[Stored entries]
━━━━━━━━

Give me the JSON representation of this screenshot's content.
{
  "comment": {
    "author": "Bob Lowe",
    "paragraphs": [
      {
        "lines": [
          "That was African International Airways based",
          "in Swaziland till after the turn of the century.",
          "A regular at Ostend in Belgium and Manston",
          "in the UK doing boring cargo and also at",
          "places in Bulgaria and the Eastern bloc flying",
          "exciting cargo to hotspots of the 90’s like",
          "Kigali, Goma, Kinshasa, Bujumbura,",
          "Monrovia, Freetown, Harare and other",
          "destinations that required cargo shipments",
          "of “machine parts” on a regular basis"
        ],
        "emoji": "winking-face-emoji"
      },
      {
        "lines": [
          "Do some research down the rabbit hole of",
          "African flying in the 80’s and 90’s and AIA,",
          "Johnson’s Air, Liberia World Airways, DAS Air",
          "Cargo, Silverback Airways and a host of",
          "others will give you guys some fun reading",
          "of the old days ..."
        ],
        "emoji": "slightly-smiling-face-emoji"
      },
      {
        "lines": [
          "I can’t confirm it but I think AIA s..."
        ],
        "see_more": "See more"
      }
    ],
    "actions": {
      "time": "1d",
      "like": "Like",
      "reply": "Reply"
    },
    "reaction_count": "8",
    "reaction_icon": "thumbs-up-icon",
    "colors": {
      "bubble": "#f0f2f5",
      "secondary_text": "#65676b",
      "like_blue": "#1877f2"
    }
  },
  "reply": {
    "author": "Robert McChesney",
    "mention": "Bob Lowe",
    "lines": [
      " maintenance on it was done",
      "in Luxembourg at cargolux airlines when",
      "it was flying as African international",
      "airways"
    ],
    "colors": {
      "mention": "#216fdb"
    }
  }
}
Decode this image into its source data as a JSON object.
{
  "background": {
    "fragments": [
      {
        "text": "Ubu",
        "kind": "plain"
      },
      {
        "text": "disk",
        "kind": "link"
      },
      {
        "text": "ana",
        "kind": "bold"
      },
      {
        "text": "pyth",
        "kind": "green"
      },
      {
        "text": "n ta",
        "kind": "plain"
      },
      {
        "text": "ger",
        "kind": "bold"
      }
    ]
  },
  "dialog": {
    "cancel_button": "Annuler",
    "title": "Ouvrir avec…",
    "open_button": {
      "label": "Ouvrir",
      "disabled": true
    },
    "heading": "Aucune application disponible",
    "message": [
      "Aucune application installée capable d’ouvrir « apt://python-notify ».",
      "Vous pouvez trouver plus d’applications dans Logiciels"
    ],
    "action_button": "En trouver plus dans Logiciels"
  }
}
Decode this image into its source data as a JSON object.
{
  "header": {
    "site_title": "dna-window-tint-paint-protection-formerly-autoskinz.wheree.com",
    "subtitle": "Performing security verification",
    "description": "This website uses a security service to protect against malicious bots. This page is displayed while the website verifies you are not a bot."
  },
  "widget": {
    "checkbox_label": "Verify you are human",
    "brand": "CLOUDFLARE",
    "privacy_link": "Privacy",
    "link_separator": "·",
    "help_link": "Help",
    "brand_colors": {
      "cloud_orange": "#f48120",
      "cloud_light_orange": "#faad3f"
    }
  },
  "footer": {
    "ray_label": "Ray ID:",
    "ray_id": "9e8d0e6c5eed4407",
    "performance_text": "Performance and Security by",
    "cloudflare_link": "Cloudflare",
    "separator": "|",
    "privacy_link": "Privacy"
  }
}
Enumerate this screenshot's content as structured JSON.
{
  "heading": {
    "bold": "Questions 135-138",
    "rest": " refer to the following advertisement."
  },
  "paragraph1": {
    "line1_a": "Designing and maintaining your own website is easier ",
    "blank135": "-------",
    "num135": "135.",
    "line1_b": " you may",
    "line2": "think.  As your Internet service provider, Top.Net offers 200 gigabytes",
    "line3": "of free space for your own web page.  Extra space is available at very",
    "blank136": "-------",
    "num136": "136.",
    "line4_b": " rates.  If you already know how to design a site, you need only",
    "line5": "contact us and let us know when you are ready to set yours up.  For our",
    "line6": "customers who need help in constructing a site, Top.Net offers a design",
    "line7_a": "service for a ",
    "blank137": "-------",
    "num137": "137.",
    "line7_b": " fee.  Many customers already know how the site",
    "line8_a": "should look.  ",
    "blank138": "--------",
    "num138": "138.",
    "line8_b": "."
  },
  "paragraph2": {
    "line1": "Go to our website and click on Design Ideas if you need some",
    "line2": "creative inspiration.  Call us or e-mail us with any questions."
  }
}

━━━━━━━━

> EXERCISE GOAL
Each line from the one containing "Enumerate this screenshot's" to the end of the records should be echoed exactly, and no other line.

> OUTPUT FOR THIS EXERCISE
Enumerate this screenshot's content as structured JSON.
{
  "heading": {
    "bold": "Questions 135-138",
    "rest": " refer to the following advertisement."
  },
  "paragraph1": {
    "line1_a": "Designing and maintaining your own website is easier ",
    "blank135": "-------",
    "num135": "135.",
    "line1_b": " you may",
    "line2": "think.  As your Internet service provider, Top.Net offers 200 gigabytes",
    "line3": "of free space for your own web page.  Extra space is available at very",
    "blank136": "-------",
    "num136": "136.",
    "line4_b": " rates.  If you already know how to design a site, you need only",
    "line5": "contact us and let us know when you are ready to set yours up.  For our",
    "line6": "customers who need help in constructing a site, Top.Net offers a design",
    "line7_a": "service for a ",
    "blank137": "-------",
    "num137": "137.",
    "line7_b": " fee.  Many customers already know how the site",
    "line8_a": "should look.  ",
    "blank138": "--------",
    "num138": "138.",
    "line8_b": "."
  },
  "paragraph2": {
    "line1": "Go to our website and click on Design Ideas if you need some",
    "line2": "creative inspiration.  Call us or e-mail us with any questions."
  }
}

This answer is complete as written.